RECORDED INFORMATION:

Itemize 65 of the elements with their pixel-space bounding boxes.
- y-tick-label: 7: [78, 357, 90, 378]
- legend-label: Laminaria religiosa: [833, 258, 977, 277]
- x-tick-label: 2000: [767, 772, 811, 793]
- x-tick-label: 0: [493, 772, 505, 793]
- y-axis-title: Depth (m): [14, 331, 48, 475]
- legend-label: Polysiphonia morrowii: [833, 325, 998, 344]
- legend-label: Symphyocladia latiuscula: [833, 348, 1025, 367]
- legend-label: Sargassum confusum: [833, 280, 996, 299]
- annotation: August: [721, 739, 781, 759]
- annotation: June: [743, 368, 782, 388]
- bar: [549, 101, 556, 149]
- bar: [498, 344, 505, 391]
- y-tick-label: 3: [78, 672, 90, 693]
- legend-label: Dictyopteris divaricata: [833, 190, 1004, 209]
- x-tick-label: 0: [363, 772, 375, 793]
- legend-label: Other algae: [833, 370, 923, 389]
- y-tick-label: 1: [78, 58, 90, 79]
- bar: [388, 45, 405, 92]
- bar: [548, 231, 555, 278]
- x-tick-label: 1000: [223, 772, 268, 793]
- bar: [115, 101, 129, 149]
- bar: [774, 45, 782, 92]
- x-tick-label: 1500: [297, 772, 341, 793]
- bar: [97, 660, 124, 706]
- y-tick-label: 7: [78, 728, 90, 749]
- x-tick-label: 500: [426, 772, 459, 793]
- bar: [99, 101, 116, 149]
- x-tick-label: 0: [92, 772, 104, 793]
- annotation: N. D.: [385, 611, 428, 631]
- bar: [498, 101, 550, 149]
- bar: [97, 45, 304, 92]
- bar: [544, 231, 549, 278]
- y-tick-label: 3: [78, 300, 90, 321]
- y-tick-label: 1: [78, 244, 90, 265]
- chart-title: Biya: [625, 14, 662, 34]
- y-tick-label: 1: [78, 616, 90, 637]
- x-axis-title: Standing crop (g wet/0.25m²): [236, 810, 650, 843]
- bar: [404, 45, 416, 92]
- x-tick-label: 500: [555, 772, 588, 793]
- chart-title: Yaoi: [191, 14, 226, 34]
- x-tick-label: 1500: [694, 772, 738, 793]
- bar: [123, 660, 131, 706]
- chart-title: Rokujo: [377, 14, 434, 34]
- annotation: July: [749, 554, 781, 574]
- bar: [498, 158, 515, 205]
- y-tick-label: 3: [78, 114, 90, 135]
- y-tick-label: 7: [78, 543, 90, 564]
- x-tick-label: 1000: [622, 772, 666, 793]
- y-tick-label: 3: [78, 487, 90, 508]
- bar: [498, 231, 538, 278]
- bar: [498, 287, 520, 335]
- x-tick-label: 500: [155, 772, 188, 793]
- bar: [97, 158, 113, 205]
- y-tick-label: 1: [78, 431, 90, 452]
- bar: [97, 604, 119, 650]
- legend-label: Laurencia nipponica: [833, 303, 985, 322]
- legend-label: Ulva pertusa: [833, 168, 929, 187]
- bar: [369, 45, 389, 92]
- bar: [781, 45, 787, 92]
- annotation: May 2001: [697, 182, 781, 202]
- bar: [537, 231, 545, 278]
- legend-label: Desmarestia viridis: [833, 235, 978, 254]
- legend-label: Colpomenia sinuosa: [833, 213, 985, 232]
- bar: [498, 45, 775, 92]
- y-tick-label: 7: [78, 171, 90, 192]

WHAT IS EXPECTED:
Collect every line of the data above that contains the string "axis".

THE RESULT:
- y-axis-title: Depth (m): [14, 331, 48, 475]
- x-axis-title: Standing crop (g wet/0.25m²): [236, 810, 650, 843]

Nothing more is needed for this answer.